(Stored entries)

## Begin

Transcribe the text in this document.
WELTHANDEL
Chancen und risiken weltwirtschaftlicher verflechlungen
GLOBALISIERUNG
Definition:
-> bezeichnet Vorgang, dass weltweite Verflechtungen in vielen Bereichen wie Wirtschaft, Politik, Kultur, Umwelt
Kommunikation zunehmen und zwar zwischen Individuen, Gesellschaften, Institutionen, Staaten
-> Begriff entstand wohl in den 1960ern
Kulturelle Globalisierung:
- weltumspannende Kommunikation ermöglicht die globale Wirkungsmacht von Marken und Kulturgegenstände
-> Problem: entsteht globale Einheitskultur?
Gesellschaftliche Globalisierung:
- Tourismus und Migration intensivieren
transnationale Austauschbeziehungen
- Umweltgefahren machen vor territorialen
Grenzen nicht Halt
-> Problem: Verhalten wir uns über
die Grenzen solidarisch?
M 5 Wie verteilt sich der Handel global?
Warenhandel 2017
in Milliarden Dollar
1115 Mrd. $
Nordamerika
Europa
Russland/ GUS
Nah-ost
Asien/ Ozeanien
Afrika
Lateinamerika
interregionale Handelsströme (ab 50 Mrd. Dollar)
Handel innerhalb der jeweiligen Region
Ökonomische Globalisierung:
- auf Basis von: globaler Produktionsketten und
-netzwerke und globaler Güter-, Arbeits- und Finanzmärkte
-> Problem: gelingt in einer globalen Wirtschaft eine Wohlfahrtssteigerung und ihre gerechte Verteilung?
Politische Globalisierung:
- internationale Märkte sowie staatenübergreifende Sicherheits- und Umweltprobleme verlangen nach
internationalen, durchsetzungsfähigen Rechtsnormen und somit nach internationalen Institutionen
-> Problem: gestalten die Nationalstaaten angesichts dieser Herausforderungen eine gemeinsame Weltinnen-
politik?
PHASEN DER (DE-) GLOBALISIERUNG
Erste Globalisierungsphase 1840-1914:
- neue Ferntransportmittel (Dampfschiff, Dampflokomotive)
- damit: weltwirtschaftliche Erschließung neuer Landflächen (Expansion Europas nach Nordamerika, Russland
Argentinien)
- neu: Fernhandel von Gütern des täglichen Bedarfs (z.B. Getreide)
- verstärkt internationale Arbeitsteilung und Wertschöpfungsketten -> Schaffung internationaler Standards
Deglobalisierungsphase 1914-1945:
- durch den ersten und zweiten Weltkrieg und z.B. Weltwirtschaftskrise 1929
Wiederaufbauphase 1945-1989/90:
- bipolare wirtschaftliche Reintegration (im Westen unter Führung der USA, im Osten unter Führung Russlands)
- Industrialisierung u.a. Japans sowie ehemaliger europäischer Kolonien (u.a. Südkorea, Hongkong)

## End

• **Directions for this task**: All of the data needs to be reproduced exactly, with no line missing.

• **Expected answer**:
Transcribe the text in this document.
WELTHANDEL
Chancen und risiken weltwirtschaftlicher verflechlungen
GLOBALISIERUNG
Definition:
-> bezeichnet Vorgang, dass weltweite Verflechtungen in vielen Bereichen wie Wirtschaft, Politik, Kultur, Umwelt
Kommunikation zunehmen und zwar zwischen Individuen, Gesellschaften, Institutionen, Staaten
-> Begriff entstand wohl in den 1960ern
Kulturelle Globalisierung:
- weltumspannende Kommunikation ermöglicht die globale Wirkungsmacht von Marken und Kulturgegenstände
-> Problem: entsteht globale Einheitskultur?
Gesellschaftliche Globalisierung:
- Tourismus und Migration intensivieren
transnationale Austauschbeziehungen
- Umweltgefahren machen vor territorialen
Grenzen nicht Halt
-> Problem: Verhalten wir uns über
die Grenzen solidarisch?
M 5 Wie verteilt sich der Handel global?
Warenhandel 2017
in Milliarden Dollar
1115 Mrd. $
Nordamerika
Europa
Russland/ GUS
Nah-ost
Asien/ Ozeanien
Afrika
Lateinamerika
interregionale Handelsströme (ab 50 Mrd. Dollar)
Handel innerhalb der jeweiligen Region
Ökonomische Globalisierung:
- auf Basis von: globaler Produktionsketten und
-netzwerke und globaler Güter-, Arbeits- und Finanzmärkte
-> Problem: gelingt in einer globalen Wirtschaft eine Wohlfahrtssteigerung und ihre gerechte Verteilung?
Politische Globalisierung:
- internationale Märkte sowie staatenübergreifende Sicherheits- und Umweltprobleme verlangen nach
internationalen, durchsetzungsfähigen Rechtsnormen und somit nach internationalen Institutionen
-> Problem: gestalten die Nationalstaaten angesichts dieser Herausforderungen eine gemeinsame Weltinnen-
politik?
PHASEN DER (DE-) GLOBALISIERUNG
Erste Globalisierungsphase 1840-1914:
- neue Ferntransportmittel (Dampfschiff, Dampflokomotive)
- damit: weltwirtschaftliche Erschließung neuer Landflächen (Expansion Europas nach Nordamerika, Russland
Argentinien)
- neu: Fernhandel von Gütern des täglichen Bedarfs (z.B. Getreide)
- verstärkt internationale Arbeitsteilung und Wertschöpfungsketten -> Schaffung internationaler Standards
Deglobalisierungsphase 1914-1945:
- durch den ersten und zweiten Weltkrieg und z.B. Weltwirtschaftskrise 1929
Wiederaufbauphase 1945-1989/90:
- bipolare wirtschaftliche Reintegration (im Westen unter Führung der USA, im Osten unter Führung Russlands)
- Industrialisierung u.a. Japans sowie ehemaliger europäischer Kolonien (u.a. Südkorea, Hongkong)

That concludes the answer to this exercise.